Extracted material —
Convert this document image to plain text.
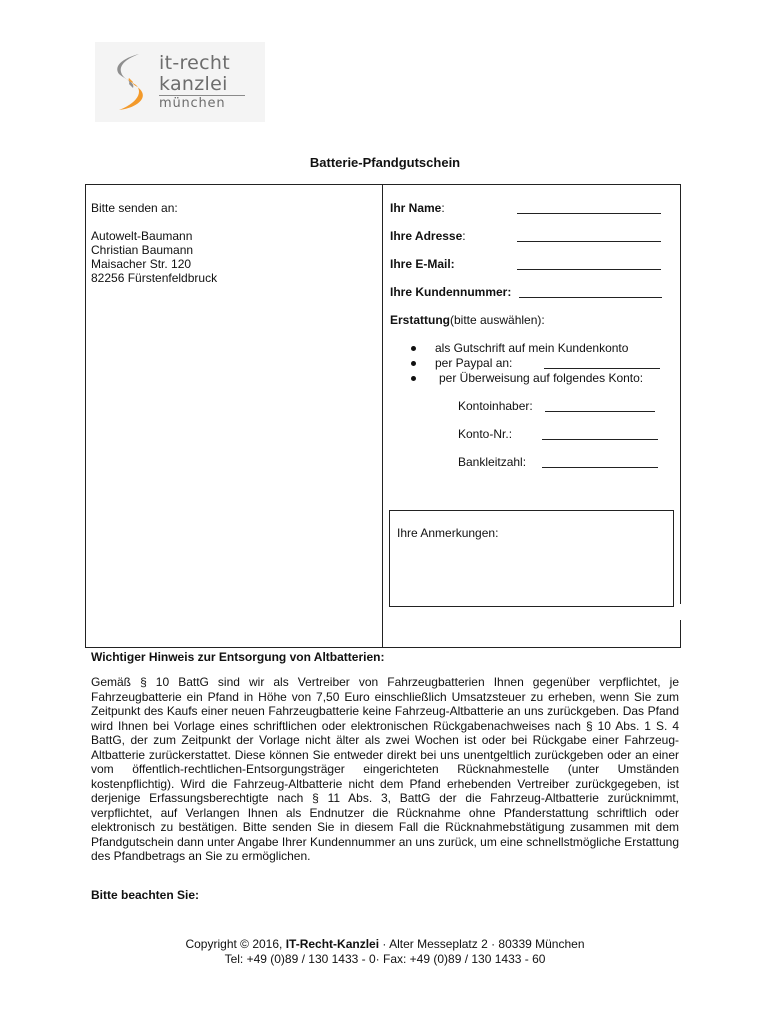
it-recht
kanzlei
münchen
Batterie-Pfandgutschein
Bitte senden an:
Autowelt-Baumann
Christian Baumann
Maisacher Str. 120
82256 Fürstenfeldbruck
Ihr Name:
Ihre Adresse:
Ihre E-Mail:
Ihre Kundennummer:
Erstattung(bitte auswählen):
als Gutschrift auf mein Kundenkonto
per Paypal an:
per Überweisung auf folgendes Konto:
Kontoinhaber:
Konto-Nr.:
Bankleitzahl:
Ihre Anmerkungen:
Wichtiger Hinweis zur Entsorgung von Altbatterien:
Gemäß § 10 BattG sind wir als Vertreiber von Fahrzeugbatterien Ihnen gegenüber verpflichtet, je Fahrzeugbatterie ein Pfand in Höhe von 7,50 Euro einschließlich Umsatzsteuer zu erheben, wenn Sie zum Zeitpunkt des Kaufs einer neuen Fahrzeugbatterie keine Fahrzeug-Altbatterie an uns zurückgeben. Das Pfand wird Ihnen bei Vorlage eines schriftlichen oder elektronischen Rückgabenachweises nach § 10 Abs. 1 S. 4 BattG, der zum Zeitpunkt der Vorlage nicht älter als zwei Wochen ist oder bei Rückgabe einer Fahrzeug-Altbatterie zurückerstattet. Diese können Sie entweder direkt bei uns unentgeltlich zurückgeben oder an einer vom öffentlich-rechtlichen-Entsorgungsträger eingerichteten Rücknahmestelle (unter Umständen kostenpflichtig). Wird die Fahrzeug-Altbatterie nicht dem Pfand erhebenden Vertreiber zurückgegeben, ist derjenige Erfassungsberechtigte nach § 11 Abs. 3, BattG der die Fahrzeug-Altbatterie zurücknimmt, verpflichtet, auf Verlangen Ihnen als Endnutzer die Rücknahme ohne Pfanderstattung schriftlich oder elektronisch zu bestätigen. Bitte senden Sie in diesem Fall die Rücknahmebstätigung zusammen mit dem Pfandgutschein dann unter Angabe Ihrer Kundennummer an uns zurück, um eine schnellstmögliche Erstattung des Pfandbetrags an Sie zu ermöglichen.
Bitte beachten Sie:
Copyright © 2016, IT-Recht-Kanzlei · Alter Messeplatz 2 · 80339 München
Tel: +49 (0)89 / 130 1433 - 0· Fax: +49 (0)89 / 130 1433 - 60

Instruction —
All the lines above are to be reproduced exactly, except the pictures.

Full answer —
Convert this document image to plain text.
it-recht
kanzlei
münchen
Batterie-Pfandgutschein
Bitte senden an:
Autowelt-Baumann
Christian Baumann
Maisacher Str. 120
82256 Fürstenfeldbruck
Ihr Name:
Ihre Adresse:
Ihre E-Mail:
Ihre Kundennummer:
Erstattung(bitte auswählen):
als Gutschrift auf mein Kundenkonto
per Paypal an:
per Überweisung auf folgendes Konto:
Kontoinhaber:
Konto-Nr.:
Bankleitzahl:
Ihre Anmerkungen:
Wichtiger Hinweis zur Entsorgung von Altbatterien:
Gemäß § 10 BattG sind wir als Vertreiber von Fahrzeugbatterien Ihnen gegenüber verpflichtet, je Fahrzeugbatterie ein Pfand in Höhe von 7,50 Euro einschließlich Umsatzsteuer zu erheben, wenn Sie zum Zeitpunkt des Kaufs einer neuen Fahrzeugbatterie keine Fahrzeug-Altbatterie an uns zurückgeben. Das Pfand wird Ihnen bei Vorlage eines schriftlichen oder elektronischen Rückgabenachweises nach § 10 Abs. 1 S. 4 BattG, der zum Zeitpunkt der Vorlage nicht älter als zwei Wochen ist oder bei Rückgabe einer Fahrzeug-Altbatterie zurückerstattet. Diese können Sie entweder direkt bei uns unentgeltlich zurückgeben oder an einer vom öffentlich-rechtlichen-Entsorgungsträger eingerichteten Rücknahmestelle (unter Umständen kostenpflichtig). Wird die Fahrzeug-Altbatterie nicht dem Pfand erhebenden Vertreiber zurückgegeben, ist derjenige Erfassungsberechtigte nach § 11 Abs. 3, BattG der die Fahrzeug-Altbatterie zurücknimmt, verpflichtet, auf Verlangen Ihnen als Endnutzer die Rücknahme ohne Pfanderstattung schriftlich oder elektronisch zu bestätigen. Bitte senden Sie in diesem Fall die Rücknahmebstätigung zusammen mit dem Pfandgutschein dann unter Angabe Ihrer Kundennummer an uns zurück, um eine schnellstmögliche Erstattung des Pfandbetrags an Sie zu ermöglichen.
Bitte beachten Sie:
Copyright © 2016, IT-Recht-Kanzlei · Alter Messeplatz 2 · 80339 München
Tel: +49 (0)89 / 130 1433 - 0· Fax: +49 (0)89 / 130 1433 - 60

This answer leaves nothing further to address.